What you will do: Extract the lines between the one holding "x-tick-label: 0.00 [99,442,126,456]" and the one holding "y-tick-label: 100 [73,41,96,55]", inclusive, and reproduce them verbatim from the listing.

(Dataset records)
□ □ □ □ □
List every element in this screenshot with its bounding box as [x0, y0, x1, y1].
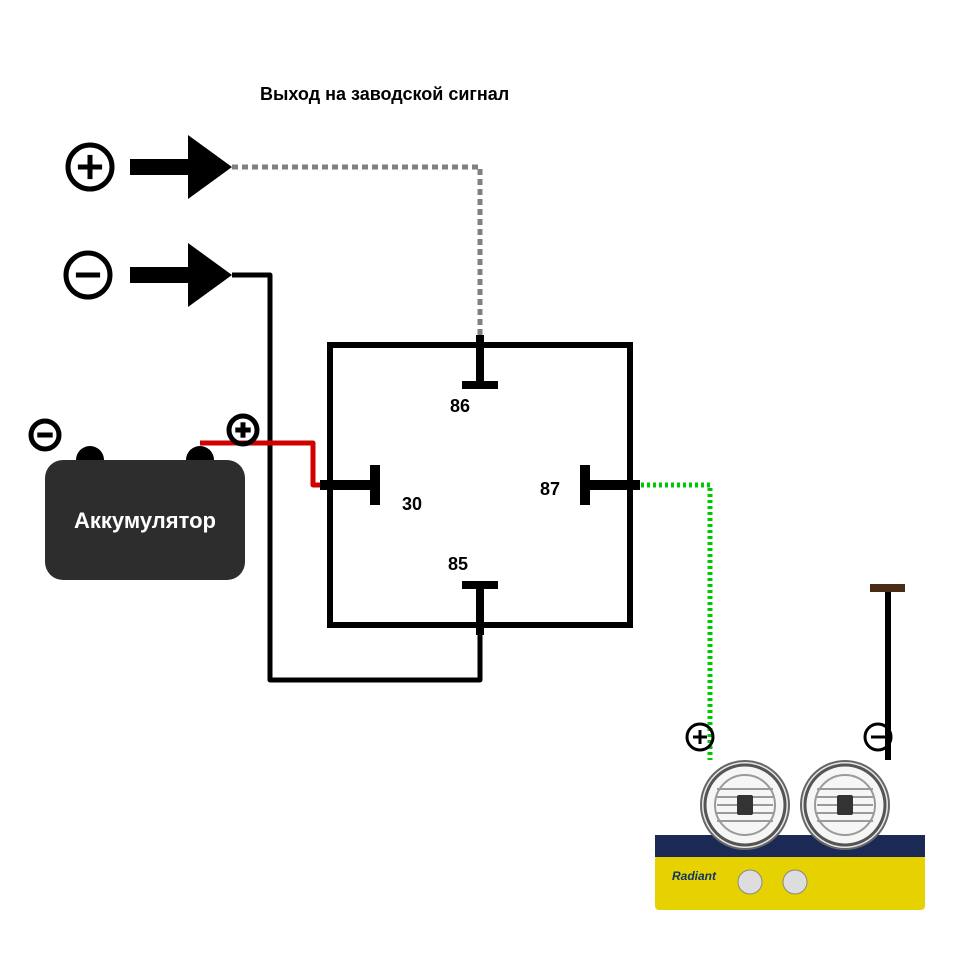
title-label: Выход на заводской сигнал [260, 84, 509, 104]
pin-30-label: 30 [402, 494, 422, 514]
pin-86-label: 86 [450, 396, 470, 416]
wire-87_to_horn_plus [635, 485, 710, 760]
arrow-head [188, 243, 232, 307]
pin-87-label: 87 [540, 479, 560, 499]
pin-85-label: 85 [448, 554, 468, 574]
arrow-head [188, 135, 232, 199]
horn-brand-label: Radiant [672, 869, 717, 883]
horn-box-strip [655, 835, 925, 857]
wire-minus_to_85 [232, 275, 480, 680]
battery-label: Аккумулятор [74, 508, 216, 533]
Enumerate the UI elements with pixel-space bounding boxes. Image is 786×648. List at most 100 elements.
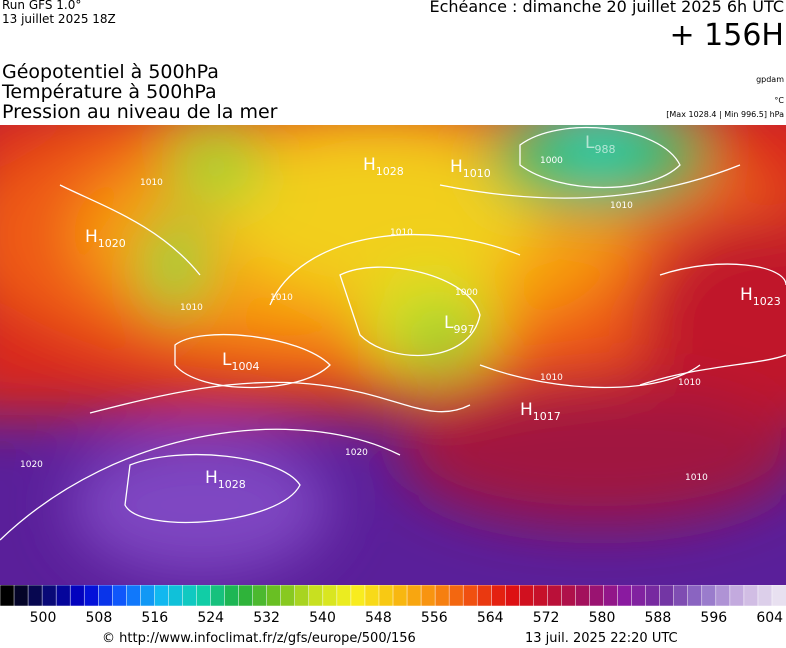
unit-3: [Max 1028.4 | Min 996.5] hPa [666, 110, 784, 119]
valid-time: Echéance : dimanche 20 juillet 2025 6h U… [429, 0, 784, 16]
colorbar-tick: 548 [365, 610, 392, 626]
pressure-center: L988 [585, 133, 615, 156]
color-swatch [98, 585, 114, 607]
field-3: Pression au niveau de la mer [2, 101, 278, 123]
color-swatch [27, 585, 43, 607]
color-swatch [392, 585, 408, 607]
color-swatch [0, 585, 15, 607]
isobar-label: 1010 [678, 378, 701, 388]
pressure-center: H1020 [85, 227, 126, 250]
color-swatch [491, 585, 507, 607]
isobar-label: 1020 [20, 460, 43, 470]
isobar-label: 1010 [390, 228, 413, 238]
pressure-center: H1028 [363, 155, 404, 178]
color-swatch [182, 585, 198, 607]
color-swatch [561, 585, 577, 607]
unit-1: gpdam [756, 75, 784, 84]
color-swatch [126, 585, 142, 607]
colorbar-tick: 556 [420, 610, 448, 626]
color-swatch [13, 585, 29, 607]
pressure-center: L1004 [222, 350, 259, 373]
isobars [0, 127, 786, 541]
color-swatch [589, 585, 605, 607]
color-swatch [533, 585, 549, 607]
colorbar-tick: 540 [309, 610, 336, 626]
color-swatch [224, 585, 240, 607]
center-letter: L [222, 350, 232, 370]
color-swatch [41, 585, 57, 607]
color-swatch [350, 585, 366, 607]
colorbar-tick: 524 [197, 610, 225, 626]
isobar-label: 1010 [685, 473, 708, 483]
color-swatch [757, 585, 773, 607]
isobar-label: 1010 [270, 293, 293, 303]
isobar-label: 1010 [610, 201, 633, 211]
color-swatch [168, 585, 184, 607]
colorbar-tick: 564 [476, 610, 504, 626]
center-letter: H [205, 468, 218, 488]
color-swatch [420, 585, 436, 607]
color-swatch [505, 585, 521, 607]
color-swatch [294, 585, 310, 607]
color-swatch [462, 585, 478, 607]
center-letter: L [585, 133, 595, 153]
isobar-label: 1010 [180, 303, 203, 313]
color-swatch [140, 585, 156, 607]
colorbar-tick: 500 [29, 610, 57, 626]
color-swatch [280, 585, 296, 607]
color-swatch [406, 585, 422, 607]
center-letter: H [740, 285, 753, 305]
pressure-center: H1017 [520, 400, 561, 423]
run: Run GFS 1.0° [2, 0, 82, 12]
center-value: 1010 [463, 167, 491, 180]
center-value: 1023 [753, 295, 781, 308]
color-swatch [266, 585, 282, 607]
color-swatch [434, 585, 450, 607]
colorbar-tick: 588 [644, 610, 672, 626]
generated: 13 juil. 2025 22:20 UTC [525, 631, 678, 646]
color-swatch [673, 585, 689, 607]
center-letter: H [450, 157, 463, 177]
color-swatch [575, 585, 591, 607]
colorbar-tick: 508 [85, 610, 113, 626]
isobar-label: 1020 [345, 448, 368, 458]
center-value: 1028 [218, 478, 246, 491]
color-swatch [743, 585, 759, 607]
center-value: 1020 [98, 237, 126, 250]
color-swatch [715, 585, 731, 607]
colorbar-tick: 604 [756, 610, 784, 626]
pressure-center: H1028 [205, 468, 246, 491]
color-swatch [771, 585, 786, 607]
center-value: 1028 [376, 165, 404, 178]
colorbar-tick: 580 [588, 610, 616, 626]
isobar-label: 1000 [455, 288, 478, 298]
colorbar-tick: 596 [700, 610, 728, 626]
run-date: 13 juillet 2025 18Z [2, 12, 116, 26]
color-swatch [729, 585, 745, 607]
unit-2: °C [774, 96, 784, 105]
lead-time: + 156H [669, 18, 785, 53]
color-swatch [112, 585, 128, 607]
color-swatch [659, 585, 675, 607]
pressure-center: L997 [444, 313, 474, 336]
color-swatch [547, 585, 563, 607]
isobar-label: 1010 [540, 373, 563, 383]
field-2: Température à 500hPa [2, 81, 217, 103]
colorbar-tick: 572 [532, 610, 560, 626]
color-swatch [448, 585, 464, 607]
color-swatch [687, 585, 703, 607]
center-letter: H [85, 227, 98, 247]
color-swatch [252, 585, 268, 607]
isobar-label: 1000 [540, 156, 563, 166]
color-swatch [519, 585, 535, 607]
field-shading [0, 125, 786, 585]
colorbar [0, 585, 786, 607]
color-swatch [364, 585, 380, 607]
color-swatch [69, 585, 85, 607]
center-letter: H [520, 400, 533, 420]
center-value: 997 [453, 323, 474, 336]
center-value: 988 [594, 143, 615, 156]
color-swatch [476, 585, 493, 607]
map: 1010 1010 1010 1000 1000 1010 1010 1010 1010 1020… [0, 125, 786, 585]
□ □ □ □ □
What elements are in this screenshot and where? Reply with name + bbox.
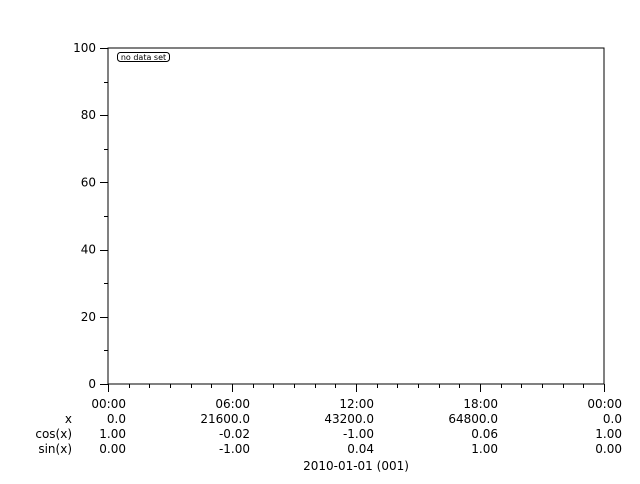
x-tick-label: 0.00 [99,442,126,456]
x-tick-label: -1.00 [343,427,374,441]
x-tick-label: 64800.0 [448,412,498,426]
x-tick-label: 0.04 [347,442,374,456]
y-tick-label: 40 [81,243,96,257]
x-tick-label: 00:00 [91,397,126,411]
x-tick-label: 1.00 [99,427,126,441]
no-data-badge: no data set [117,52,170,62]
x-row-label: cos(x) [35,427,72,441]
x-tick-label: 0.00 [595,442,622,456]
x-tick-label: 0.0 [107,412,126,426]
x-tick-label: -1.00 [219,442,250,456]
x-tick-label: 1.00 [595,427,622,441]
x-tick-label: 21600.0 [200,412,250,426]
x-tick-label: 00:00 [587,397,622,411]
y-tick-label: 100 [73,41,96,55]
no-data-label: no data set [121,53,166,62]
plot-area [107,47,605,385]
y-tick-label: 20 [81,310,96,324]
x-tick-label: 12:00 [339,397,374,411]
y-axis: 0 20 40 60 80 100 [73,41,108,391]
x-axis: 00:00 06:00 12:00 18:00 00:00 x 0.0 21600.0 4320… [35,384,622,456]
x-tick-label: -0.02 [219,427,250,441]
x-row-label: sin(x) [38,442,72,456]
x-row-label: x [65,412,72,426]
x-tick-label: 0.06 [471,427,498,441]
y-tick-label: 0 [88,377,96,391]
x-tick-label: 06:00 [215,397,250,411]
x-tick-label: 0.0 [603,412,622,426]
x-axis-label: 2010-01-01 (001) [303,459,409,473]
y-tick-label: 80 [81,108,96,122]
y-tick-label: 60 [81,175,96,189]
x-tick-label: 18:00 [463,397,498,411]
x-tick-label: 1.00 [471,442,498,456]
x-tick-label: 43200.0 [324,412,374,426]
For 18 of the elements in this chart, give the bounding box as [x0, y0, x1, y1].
□ □ □ □ □
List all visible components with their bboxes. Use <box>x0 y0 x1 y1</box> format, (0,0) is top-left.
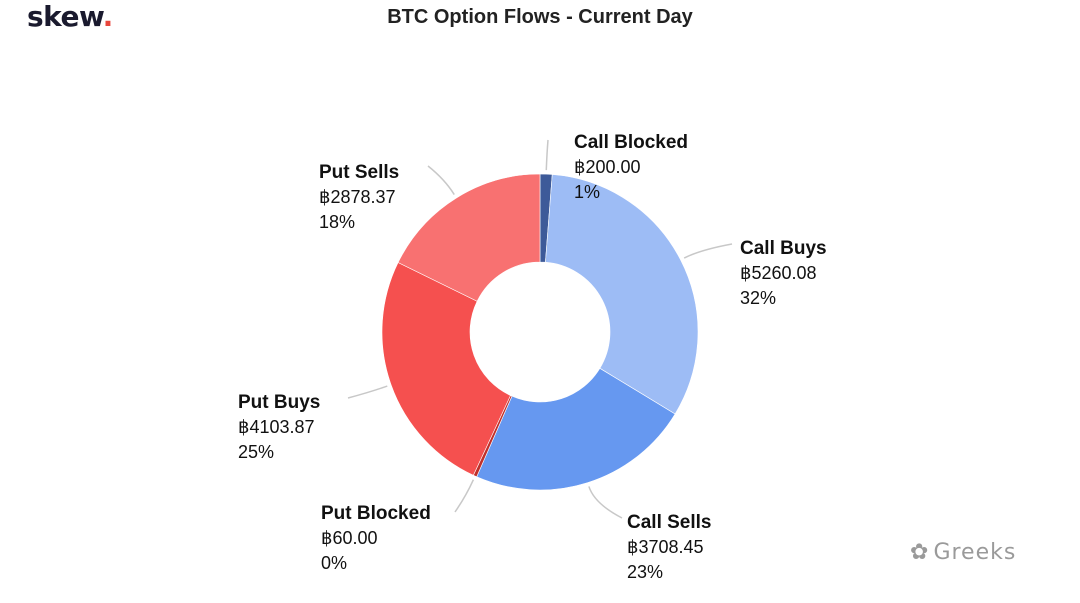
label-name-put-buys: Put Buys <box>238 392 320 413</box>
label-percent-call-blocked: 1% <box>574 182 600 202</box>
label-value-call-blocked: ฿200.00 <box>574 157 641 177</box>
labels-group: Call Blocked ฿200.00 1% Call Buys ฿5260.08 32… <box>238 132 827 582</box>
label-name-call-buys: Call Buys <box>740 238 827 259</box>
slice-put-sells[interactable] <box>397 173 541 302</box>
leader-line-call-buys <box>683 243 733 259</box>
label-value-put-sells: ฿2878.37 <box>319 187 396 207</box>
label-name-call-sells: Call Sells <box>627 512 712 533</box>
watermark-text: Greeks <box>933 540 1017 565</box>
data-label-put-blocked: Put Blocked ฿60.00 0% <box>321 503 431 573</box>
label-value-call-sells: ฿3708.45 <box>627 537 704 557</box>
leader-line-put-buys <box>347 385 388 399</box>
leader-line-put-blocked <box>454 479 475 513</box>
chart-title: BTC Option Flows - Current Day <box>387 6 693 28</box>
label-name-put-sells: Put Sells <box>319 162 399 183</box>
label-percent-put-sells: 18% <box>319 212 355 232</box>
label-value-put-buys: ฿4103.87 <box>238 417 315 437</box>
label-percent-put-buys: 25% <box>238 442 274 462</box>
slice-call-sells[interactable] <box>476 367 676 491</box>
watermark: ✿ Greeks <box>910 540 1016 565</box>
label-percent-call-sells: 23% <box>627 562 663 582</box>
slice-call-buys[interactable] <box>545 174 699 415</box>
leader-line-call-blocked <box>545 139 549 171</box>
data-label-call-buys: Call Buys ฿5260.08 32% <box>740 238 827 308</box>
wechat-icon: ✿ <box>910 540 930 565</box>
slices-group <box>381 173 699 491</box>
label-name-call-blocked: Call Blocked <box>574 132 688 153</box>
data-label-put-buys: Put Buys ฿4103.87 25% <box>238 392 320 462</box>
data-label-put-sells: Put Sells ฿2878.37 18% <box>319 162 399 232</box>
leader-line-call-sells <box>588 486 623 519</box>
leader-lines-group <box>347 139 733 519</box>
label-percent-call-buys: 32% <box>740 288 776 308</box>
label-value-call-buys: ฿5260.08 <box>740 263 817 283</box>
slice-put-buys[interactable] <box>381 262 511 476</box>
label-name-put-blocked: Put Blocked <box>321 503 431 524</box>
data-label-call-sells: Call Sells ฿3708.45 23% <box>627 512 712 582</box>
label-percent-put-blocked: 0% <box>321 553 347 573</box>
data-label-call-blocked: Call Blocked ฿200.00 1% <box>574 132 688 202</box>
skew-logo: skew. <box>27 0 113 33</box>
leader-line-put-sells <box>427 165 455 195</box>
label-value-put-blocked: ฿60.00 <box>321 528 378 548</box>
□ □ □ □ □
Written response:
x-tick-label: 0.00 [99,442,126,456]
x-tick-label: -1.00 [343,427,374,441]
x-tick-label: 64800.0 [448,412,498,426]
x-tick-label: 0.04 [347,442,374,456]
y-tick-label: 40 [81,243,96,257]
x-tick-label: 00:00 [91,397,126,411]
x-tick-label: 1.00 [99,427,126,441]
no-data-badge: no data set [117,52,170,62]
x-row-label: cos(x) [35,427,72,441]
x-tick-label: 0.00 [595,442,622,456]
x-tick-label: 0.0 [107,412,126,426]
x-tick-label: -1.00 [219,442,250,456]
x-tick-label: 1.00 [595,427,622,441]
x-tick-label: 21600.0 [200,412,250,426]
x-tick-label: 00:00 [587,397,622,411]
y-tick-label: 100 [73,41,96,55]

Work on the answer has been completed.